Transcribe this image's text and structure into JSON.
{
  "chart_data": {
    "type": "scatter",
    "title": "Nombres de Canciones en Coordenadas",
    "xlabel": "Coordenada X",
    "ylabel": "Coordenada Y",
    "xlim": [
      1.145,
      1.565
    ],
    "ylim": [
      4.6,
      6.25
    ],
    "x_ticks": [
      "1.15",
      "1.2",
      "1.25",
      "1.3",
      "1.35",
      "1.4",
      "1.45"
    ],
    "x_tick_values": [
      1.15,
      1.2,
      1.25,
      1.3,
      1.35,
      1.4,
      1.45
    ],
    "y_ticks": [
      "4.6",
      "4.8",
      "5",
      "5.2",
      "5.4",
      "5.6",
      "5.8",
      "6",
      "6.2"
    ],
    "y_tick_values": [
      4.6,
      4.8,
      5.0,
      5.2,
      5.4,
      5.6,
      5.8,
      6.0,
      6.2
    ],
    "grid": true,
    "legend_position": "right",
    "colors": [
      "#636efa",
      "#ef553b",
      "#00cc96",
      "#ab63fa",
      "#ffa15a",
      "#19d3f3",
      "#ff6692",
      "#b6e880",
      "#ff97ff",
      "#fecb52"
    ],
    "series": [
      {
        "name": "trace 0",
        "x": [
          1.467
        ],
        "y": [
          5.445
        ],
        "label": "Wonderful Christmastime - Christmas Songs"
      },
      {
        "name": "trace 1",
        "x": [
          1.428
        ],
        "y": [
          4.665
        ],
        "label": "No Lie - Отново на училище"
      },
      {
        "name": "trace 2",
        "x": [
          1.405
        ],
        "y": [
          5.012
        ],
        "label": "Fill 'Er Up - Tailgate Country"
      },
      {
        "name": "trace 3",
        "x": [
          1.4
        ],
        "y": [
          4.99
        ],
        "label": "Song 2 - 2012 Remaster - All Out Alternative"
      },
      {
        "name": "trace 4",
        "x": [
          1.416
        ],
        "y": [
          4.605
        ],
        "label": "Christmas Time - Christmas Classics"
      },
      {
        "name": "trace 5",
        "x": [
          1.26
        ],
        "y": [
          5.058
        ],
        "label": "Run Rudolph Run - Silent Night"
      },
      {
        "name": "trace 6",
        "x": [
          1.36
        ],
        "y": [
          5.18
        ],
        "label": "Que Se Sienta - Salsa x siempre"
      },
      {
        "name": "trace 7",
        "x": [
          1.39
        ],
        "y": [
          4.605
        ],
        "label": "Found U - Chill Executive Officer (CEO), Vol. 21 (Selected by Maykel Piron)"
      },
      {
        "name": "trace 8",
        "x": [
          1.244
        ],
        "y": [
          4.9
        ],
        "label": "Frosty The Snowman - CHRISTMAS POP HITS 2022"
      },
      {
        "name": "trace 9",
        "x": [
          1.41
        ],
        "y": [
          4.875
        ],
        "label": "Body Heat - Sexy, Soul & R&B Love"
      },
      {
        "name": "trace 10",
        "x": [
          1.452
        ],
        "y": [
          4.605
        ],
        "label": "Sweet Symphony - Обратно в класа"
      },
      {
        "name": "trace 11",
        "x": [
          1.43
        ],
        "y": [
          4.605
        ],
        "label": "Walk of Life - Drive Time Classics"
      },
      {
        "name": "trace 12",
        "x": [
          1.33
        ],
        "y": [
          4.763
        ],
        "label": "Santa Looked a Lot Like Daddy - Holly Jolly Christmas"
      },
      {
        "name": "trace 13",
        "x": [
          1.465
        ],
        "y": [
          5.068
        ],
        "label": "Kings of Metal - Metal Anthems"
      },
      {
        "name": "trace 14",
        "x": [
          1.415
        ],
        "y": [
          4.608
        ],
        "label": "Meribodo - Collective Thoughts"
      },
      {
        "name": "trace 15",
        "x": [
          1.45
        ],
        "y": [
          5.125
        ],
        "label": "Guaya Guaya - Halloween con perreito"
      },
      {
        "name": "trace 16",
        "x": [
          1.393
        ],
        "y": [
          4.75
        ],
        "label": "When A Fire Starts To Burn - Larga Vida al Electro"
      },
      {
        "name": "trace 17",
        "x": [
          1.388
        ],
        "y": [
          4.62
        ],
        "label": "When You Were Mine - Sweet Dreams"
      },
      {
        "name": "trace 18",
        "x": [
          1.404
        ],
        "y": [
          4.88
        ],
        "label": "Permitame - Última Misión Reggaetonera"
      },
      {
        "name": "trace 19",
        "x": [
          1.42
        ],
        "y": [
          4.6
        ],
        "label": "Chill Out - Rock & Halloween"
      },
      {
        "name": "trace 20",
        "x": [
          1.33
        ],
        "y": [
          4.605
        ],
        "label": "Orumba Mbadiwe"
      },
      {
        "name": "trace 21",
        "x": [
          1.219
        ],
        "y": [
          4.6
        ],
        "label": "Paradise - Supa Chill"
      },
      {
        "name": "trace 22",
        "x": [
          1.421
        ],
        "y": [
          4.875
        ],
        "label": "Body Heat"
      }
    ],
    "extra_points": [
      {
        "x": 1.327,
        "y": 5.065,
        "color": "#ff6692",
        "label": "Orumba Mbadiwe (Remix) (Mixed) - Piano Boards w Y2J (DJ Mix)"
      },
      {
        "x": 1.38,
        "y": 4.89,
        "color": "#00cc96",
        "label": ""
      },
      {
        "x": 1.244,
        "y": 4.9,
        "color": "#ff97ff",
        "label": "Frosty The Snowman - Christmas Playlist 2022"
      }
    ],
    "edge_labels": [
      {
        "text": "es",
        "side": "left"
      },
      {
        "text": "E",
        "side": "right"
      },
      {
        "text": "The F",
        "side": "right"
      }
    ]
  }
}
********************
● **AIM**:
Copy the material above back out, exactly as written.

● **ANSWER TO THIS PROBLEM**:
Transcribe this image's text and structure into JSON.
{
  "chart_data": {
    "type": "scatter",
    "title": "Nombres de Canciones en Coordenadas",
    "xlabel": "Coordenada X",
    "ylabel": "Coordenada Y",
    "xlim": [
      1.145,
      1.565
    ],
    "ylim": [
      4.6,
      6.25
    ],
    "x_ticks": [
      "1.15",
      "1.2",
      "1.25",
      "1.3",
      "1.35",
      "1.4",
      "1.45"
    ],
    "x_tick_values": [
      1.15,
      1.2,
      1.25,
      1.3,
      1.35,
      1.4,
      1.45
    ],
    "y_ticks": [
      "4.6",
      "4.8",
      "5",
      "5.2",
      "5.4",
      "5.6",
      "5.8",
      "6",
      "6.2"
    ],
    "y_tick_values": [
      4.6,
      4.8,
      5.0,
      5.2,
      5.4,
      5.6,
      5.8,
      6.0,
      6.2
    ],
    "grid": true,
    "legend_position": "right",
    "colors": [
      "#636efa",
      "#ef553b",
      "#00cc96",
      "#ab63fa",
      "#ffa15a",
      "#19d3f3",
      "#ff6692",
      "#b6e880",
      "#ff97ff",
      "#fecb52"
    ],
    "series": [
      {
        "name": "trace 0",
        "x": [
          1.467
        ],
        "y": [
          5.445
        ],
        "label": "Wonderful Christmastime - Christmas Songs"
      },
      {
        "name": "trace 1",
        "x": [
          1.428
        ],
        "y": [
          4.665
        ],
        "label": "No Lie - Отново на училище"
      },
      {
        "name": "trace 2",
        "x": [
          1.405
        ],
        "y": [
          5.012
        ],
        "label": "Fill 'Er Up - Tailgate Country"
      },
      {
        "name": "trace 3",
        "x": [
          1.4
        ],
        "y": [
          4.99
        ],
        "label": "Song 2 - 2012 Remaster - All Out Alternative"
      },
      {
        "name": "trace 4",
        "x": [
          1.416
        ],
        "y": [
          4.605
        ],
        "label": "Christmas Time - Christmas Classics"
      },
      {
        "name": "trace 5",
        "x": [
          1.26
        ],
        "y": [
          5.058
        ],
        "label": "Run Rudolph Run - Silent Night"
      },
      {
        "name": "trace 6",
        "x": [
          1.36
        ],
        "y": [
          5.18
        ],
        "label": "Que Se Sienta - Salsa x siempre"
      },
      {
        "name": "trace 7",
        "x": [
          1.39
        ],
        "y": [
          4.605
        ],
        "label": "Found U - Chill Executive Officer (CEO), Vol. 21 (Selected by Maykel Piron)"
      },
      {
        "name": "trace 8",
        "x": [
          1.244
        ],
        "y": [
          4.9
        ],
        "label": "Frosty The Snowman - CHRISTMAS POP HITS 2022"
      },
      {
        "name": "trace 9",
        "x": [
          1.41
        ],
        "y": [
          4.875
        ],
        "label": "Body Heat - Sexy, Soul & R&B Love"
      },
      {
        "name": "trace 10",
        "x": [
          1.452
        ],
        "y": [
          4.605
        ],
        "label": "Sweet Symphony - Обратно в класа"
      },
      {
        "name": "trace 11",
        "x": [
          1.43
        ],
        "y": [
          4.605
        ],
        "label": "Walk of Life - Drive Time Classics"
      },
      {
        "name": "trace 12",
        "x": [
          1.33
        ],
        "y": [
          4.763
        ],
        "label": "Santa Looked a Lot Like Daddy - Holly Jolly Christmas"
      },
      {
        "name": "trace 13",
        "x": [
          1.465
        ],
        "y": [
          5.068
        ],
        "label": "Kings of Metal - Metal Anthems"
      },
      {
        "name": "trace 14",
        "x": [
          1.415
        ],
        "y": [
          4.608
        ],
        "label": "Meribodo - Collective Thoughts"
      },
      {
        "name": "trace 15",
        "x": [
          1.45
        ],
        "y": [
          5.125
        ],
        "label": "Guaya Guaya - Halloween con perreito"
      },
      {
        "name": "trace 16",
        "x": [
          1.393
        ],
        "y": [
          4.75
        ],
        "label": "When A Fire Starts To Burn - Larga Vida al Electro"
      },
      {
        "name": "trace 17",
        "x": [
          1.388
        ],
        "y": [
          4.62
        ],
        "label": "When You Were Mine - Sweet Dreams"
      },
      {
        "name": "trace 18",
        "x": [
          1.404
        ],
        "y": [
          4.88
        ],
        "label": "Permitame - Última Misión Reggaetonera"
      },
      {
        "name": "trace 19",
        "x": [
          1.42
        ],
        "y": [
          4.6
        ],
        "label": "Chill Out - Rock & Halloween"
      },
      {
        "name": "trace 20",
        "x": [
          1.33
        ],
        "y": [
          4.605
        ],
        "label": "Orumba Mbadiwe"
      },
      {
        "name": "trace 21",
        "x": [
          1.219
        ],
        "y": [
          4.6
        ],
        "label": "Paradise - Supa Chill"
      },
      {
        "name": "trace 22",
        "x": [
          1.421
        ],
        "y": [
          4.875
        ],
        "label": "Body Heat"
      }
    ],
    "extra_points": [
      {
        "x": 1.327,
        "y": 5.065,
        "color": "#ff6692",
        "label": "Orumba Mbadiwe (Remix) (Mixed) - Piano Boards w Y2J (DJ Mix)"
      },
      {
        "x": 1.38,
        "y": 4.89,
        "color": "#00cc96",
        "label": ""
      },
      {
        "x": 1.244,
        "y": 4.9,
        "color": "#ff97ff",
        "label": "Frosty The Snowman - Christmas Playlist 2022"
      }
    ],
    "edge_labels": [
      {
        "text": "es",
        "side": "left"
      },
      {
        "text": "E",
        "side": "right"
      },
      {
        "text": "The F",
        "side": "right"
      }
    ]
  }
}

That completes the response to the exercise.